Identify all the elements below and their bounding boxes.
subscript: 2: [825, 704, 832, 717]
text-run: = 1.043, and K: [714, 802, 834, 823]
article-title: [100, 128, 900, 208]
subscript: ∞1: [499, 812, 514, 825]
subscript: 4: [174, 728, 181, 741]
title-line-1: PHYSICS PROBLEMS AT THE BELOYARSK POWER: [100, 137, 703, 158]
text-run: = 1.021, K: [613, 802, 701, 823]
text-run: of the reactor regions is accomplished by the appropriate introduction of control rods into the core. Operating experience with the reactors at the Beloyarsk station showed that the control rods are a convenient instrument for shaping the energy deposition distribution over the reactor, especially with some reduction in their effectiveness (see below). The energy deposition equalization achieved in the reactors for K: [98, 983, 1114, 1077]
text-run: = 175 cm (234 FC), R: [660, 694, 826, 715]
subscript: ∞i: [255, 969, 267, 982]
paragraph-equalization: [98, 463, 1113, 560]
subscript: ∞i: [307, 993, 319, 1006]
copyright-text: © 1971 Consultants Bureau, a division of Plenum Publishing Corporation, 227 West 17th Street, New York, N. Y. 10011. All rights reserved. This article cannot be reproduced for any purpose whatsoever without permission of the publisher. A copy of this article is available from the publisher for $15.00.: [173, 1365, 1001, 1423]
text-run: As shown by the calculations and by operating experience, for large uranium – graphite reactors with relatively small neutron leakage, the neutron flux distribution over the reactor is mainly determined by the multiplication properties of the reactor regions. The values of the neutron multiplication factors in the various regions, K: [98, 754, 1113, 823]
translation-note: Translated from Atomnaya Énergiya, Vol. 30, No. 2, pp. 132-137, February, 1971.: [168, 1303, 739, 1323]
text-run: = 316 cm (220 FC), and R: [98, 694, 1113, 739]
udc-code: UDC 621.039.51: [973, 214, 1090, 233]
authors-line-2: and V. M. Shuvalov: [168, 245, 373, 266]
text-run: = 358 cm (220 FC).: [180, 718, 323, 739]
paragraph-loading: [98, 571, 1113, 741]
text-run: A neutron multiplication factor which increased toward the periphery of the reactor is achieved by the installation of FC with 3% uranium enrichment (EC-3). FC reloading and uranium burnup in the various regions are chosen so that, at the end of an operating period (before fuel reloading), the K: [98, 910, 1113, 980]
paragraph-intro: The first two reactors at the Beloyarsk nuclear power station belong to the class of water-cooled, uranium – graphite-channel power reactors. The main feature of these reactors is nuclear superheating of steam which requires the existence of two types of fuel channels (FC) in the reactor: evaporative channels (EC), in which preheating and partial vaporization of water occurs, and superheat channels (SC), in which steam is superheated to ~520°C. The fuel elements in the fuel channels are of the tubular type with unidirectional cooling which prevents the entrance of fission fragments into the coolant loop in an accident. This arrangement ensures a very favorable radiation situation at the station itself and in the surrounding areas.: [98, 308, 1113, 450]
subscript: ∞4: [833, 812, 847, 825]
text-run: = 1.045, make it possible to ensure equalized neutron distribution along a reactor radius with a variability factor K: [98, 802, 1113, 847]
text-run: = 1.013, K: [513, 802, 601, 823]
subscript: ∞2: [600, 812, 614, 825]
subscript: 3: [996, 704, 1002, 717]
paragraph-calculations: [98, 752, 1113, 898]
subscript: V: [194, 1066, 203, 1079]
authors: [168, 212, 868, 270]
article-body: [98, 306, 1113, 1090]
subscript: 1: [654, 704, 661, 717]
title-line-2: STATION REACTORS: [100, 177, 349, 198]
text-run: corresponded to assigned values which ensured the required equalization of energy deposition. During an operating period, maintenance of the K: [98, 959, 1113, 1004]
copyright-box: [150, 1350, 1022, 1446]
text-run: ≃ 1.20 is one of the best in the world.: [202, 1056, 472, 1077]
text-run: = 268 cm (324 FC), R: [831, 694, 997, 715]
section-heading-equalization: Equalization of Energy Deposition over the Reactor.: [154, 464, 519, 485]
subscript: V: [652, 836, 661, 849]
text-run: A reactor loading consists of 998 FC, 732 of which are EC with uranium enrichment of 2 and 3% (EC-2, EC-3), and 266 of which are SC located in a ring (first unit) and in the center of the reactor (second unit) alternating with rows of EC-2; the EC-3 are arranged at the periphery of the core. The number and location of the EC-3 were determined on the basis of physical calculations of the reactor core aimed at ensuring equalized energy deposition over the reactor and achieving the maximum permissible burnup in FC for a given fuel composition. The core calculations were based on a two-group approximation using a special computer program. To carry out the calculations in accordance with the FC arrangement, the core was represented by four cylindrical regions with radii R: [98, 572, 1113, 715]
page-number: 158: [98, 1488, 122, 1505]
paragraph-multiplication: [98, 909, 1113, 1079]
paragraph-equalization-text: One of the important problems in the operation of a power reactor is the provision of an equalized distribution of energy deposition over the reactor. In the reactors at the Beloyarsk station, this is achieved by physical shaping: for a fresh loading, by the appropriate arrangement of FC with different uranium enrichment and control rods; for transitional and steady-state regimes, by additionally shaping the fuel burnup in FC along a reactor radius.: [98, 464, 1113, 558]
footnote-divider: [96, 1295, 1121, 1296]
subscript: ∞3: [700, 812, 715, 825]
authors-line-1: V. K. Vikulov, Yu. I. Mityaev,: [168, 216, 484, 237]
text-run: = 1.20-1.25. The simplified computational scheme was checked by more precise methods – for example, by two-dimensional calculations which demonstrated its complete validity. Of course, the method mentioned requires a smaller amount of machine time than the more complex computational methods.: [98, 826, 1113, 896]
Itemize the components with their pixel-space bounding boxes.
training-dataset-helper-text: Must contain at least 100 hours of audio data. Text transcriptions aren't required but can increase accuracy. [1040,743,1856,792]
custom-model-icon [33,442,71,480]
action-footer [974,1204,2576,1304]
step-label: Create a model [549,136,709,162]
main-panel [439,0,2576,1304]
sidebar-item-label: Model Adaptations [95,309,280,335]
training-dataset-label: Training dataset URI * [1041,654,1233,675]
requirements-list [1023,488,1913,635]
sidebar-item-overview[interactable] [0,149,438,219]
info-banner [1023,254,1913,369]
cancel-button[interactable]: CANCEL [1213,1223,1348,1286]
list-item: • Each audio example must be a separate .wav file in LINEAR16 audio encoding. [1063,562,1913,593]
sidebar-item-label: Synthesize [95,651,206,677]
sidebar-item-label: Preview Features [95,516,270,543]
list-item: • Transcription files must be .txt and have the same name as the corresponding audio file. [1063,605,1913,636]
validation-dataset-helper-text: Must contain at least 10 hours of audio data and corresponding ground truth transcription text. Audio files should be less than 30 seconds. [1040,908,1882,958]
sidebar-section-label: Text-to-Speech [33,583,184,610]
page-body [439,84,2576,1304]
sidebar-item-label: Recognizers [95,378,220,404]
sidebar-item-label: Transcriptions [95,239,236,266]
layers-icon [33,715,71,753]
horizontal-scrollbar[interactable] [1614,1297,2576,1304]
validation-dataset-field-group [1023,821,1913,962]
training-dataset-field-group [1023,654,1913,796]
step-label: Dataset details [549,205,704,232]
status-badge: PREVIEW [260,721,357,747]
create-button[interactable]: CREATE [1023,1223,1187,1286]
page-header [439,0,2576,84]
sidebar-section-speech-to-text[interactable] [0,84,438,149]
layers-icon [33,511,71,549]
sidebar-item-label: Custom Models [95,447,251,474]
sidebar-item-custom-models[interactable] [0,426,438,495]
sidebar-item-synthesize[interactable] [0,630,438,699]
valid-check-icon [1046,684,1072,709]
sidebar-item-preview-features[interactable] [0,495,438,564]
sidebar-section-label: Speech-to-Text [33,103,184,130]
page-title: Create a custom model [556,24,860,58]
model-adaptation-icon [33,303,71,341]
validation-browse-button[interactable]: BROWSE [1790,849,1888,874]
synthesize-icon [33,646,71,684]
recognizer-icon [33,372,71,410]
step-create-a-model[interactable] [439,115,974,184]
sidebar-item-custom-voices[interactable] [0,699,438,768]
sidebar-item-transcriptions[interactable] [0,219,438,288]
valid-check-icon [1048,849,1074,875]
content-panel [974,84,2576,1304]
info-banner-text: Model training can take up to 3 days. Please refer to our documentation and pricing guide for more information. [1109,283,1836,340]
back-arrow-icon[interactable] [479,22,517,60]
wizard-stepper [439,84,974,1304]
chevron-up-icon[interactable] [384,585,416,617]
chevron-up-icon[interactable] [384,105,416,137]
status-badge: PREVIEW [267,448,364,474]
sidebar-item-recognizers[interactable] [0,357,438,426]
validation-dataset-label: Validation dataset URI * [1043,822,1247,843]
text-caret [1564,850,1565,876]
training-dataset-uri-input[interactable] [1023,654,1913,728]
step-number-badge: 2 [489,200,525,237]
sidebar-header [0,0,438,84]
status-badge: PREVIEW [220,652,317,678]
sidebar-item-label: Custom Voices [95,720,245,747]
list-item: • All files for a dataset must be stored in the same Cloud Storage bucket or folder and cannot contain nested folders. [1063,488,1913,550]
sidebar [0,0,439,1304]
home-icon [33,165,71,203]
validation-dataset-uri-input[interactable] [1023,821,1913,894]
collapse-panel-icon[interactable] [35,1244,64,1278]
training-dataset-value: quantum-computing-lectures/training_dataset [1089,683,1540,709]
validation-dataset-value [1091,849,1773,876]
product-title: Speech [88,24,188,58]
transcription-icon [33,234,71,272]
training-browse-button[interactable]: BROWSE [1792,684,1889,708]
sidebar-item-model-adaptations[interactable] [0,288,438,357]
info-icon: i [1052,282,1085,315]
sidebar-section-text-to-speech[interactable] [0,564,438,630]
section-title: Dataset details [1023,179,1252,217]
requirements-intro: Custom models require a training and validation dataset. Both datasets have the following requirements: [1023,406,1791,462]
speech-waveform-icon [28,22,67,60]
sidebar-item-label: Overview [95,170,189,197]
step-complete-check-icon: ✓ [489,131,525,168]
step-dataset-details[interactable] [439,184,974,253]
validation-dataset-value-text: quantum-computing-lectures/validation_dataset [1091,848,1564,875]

**WHAT TO PRODUCE**
Rewrite the items above, from the first line through the line containing "text-run: = 1.021, K: [613, 802, 701, 823]", inclusive, as a Markdown table with the columns Row and Line, numbering each row and omitting any blank lines.

**TASK RESPONSE**
| Row | Line |
|---|---|
| 1 | Identify all the elements below and their bounding boxes. |
| 2 | subscript: 2: [825, 704, 832, 717] |
| 3 | text-run: = 1.043, and K: [714, 802, 834, 823] |
| 4 | article-title: [100, 128, 900, 208] |
| 5 | subscript: ∞1: [499, 812, 514, 825] |
| 6 | subscript: 4: [174, 728, 181, 741] |
| 7 | title-line-1: PHYSICS PROBLEMS AT THE BELOYARSK POWER: [100, 137, 703, 158] |
| 8 | text-run: = 1.021, K: [613, 802, 701, 823] |